Work to complete ->
Check each line of the records below for the word "days" and copy those where it appears.

Recorded data ->
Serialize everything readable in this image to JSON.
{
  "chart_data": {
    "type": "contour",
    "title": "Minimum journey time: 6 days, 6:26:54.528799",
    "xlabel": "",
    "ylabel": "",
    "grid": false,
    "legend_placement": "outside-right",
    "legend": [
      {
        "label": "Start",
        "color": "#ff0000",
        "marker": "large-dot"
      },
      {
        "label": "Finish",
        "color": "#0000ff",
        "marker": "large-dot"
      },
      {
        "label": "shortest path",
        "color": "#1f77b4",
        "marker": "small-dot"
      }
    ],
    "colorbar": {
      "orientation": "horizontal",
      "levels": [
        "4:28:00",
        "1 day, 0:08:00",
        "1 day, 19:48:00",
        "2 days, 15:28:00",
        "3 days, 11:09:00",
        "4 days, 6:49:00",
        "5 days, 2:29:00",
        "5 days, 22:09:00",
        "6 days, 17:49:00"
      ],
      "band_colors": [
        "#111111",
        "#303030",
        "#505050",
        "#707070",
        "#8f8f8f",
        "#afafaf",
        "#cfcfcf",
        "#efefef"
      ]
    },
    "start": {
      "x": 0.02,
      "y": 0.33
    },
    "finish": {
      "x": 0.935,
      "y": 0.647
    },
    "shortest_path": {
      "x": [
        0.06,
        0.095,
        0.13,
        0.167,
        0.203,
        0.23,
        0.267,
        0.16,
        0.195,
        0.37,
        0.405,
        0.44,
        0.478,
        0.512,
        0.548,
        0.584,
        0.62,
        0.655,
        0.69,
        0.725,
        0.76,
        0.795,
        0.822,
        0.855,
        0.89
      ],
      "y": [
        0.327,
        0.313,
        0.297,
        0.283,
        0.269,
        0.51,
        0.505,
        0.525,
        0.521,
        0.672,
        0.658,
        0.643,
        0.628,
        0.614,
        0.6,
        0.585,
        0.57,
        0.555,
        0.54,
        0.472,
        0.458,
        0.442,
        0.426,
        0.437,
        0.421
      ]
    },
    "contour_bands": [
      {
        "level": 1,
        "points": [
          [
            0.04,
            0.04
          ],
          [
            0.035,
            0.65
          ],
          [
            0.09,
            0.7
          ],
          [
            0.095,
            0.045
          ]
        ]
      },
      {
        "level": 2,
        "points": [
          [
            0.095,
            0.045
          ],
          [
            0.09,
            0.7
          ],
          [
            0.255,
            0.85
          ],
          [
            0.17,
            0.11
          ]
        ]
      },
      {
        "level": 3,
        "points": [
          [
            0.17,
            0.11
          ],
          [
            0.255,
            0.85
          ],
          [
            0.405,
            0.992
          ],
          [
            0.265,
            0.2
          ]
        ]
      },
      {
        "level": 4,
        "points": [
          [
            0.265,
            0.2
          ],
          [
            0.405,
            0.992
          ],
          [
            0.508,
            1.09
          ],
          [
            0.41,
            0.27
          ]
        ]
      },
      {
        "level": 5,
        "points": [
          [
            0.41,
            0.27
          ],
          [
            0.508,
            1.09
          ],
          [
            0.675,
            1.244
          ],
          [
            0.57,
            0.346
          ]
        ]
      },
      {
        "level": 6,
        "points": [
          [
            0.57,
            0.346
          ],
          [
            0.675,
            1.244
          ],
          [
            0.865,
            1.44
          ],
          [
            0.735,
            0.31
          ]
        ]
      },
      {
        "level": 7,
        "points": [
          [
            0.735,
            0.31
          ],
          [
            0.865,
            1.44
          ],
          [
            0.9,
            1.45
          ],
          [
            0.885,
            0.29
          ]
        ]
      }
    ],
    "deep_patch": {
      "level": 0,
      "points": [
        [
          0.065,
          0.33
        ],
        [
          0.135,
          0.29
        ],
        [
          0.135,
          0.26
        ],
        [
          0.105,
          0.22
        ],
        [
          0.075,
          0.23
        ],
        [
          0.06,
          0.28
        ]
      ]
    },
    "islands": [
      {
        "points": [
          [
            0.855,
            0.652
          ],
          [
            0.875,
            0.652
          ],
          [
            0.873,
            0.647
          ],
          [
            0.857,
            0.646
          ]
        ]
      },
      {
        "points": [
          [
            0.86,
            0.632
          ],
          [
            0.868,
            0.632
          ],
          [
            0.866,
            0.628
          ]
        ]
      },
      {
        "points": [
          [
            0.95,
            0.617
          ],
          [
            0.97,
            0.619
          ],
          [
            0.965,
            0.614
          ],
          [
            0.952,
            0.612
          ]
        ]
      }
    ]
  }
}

Result ->
    "title": "Minimum journey time: 6 days, 6:26:54.528799",
        "2 days, 15:28:00",
        "3 days, 11:09:00",
        "4 days, 6:49:00",
        "5 days, 2:29:00",
        "5 days, 22:09:00",
        "6 days, 17:49:00"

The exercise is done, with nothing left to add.